_Work required_
Count the lines containing "button" in the entries underneath, and state that count without anything else.

⁂

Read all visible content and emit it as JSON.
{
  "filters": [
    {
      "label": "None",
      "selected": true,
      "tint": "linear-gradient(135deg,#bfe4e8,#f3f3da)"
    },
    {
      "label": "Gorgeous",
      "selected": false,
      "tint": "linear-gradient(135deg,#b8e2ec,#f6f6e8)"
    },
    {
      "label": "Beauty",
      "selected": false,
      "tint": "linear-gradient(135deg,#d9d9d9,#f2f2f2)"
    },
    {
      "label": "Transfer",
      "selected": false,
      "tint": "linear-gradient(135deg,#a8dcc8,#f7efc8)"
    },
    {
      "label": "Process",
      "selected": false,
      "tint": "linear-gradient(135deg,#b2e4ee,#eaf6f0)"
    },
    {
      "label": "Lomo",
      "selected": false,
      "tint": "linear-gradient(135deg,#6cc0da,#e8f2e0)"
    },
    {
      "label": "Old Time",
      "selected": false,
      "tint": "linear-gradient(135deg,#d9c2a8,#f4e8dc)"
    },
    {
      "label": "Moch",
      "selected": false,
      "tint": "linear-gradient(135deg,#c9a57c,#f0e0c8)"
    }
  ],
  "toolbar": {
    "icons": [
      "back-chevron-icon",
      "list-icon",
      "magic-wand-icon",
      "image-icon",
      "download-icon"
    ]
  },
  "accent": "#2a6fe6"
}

⁂

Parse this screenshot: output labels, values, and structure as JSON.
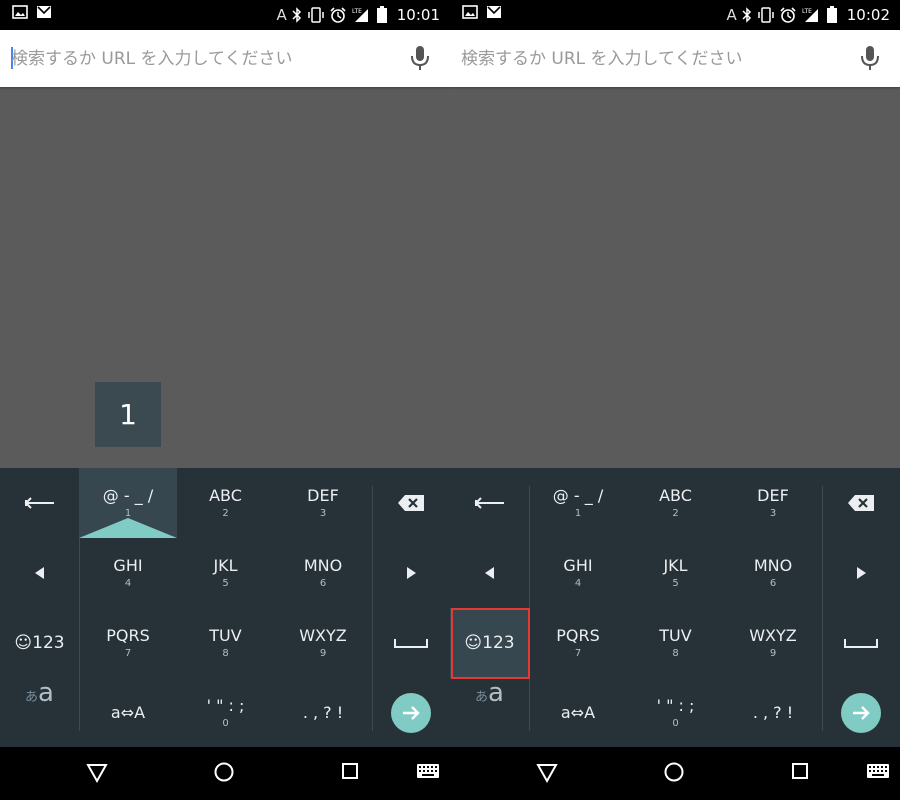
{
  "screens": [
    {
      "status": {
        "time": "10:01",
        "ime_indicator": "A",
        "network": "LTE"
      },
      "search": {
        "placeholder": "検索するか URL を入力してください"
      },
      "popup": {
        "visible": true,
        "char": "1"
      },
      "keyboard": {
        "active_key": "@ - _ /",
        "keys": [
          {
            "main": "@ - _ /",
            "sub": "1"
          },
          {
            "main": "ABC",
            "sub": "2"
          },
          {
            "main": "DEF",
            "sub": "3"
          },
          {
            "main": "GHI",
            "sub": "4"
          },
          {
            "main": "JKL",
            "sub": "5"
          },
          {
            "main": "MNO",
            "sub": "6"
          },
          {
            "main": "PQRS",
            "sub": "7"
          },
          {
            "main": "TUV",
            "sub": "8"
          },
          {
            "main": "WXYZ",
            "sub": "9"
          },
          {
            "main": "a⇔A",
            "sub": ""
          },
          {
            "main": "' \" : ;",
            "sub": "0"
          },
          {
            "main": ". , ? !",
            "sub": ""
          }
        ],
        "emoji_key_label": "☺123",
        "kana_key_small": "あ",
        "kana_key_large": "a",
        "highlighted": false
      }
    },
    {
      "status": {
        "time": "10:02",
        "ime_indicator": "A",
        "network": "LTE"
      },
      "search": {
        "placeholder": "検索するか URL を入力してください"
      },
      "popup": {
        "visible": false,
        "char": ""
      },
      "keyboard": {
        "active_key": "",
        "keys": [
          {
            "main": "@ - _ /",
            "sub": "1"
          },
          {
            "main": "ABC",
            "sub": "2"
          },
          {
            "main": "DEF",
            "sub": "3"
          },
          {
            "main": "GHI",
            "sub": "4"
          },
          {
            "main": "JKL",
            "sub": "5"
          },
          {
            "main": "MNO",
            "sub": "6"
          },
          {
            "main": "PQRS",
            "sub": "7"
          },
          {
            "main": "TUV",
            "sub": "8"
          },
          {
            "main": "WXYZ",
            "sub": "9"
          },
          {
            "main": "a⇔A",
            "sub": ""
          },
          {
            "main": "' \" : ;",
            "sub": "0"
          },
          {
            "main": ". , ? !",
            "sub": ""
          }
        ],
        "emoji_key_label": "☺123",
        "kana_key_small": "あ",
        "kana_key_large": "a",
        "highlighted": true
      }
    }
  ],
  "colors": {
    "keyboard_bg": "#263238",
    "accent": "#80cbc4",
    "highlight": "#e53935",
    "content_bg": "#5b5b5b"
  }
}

⁂

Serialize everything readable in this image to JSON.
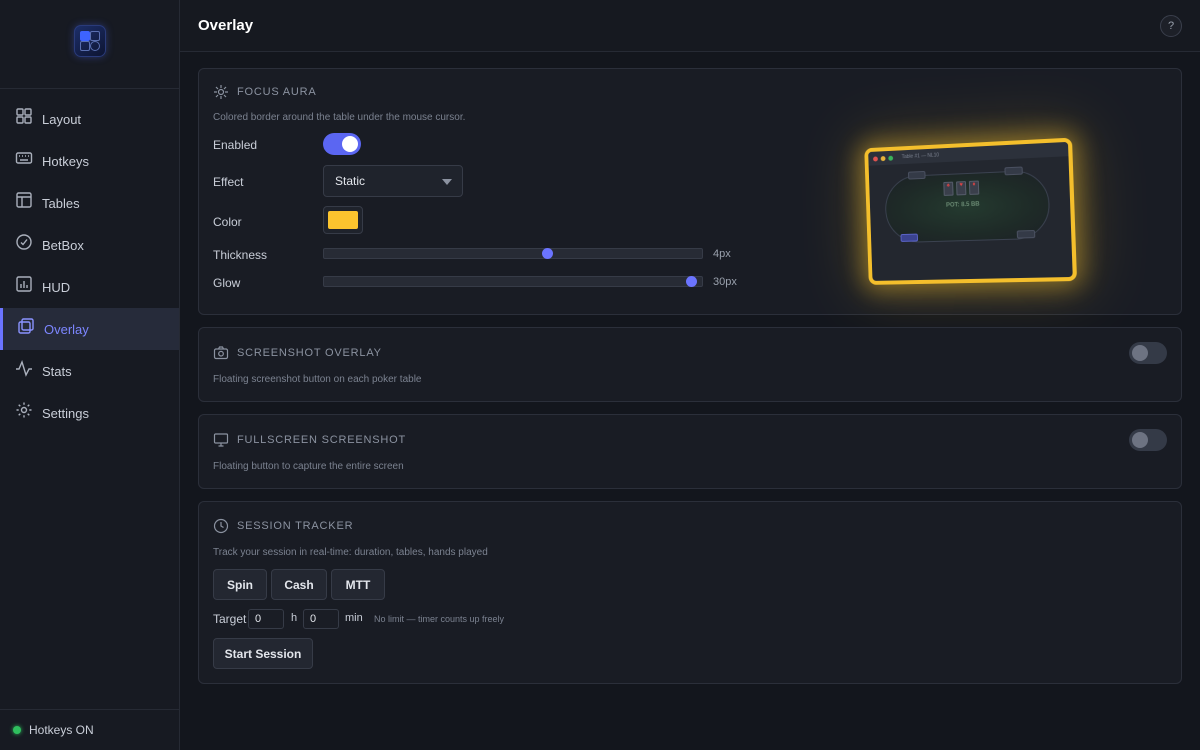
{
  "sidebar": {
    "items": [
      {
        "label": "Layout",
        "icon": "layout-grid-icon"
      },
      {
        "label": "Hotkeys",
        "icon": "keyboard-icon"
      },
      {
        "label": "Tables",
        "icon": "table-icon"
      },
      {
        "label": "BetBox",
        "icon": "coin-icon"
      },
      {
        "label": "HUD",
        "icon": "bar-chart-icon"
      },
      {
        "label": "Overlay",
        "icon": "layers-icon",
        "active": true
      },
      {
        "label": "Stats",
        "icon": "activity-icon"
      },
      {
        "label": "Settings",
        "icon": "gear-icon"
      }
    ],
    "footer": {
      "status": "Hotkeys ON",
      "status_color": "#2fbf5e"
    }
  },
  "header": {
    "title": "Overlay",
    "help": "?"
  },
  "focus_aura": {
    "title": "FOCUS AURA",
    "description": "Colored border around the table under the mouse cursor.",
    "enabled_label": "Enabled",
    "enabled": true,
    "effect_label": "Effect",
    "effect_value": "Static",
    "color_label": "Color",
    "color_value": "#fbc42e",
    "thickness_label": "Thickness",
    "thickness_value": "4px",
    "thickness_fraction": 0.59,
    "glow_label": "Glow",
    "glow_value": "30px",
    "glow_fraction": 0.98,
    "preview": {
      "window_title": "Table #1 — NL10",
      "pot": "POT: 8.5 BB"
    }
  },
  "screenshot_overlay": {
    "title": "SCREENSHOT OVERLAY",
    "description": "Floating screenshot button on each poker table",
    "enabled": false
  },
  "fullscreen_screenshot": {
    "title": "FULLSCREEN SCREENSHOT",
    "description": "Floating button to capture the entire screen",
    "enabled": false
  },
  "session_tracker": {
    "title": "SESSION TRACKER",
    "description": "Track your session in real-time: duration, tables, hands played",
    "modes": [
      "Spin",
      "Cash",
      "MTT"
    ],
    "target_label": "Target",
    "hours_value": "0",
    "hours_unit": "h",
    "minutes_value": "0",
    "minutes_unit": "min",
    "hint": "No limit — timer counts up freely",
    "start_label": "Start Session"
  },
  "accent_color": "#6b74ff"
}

⁂

_Output below_
2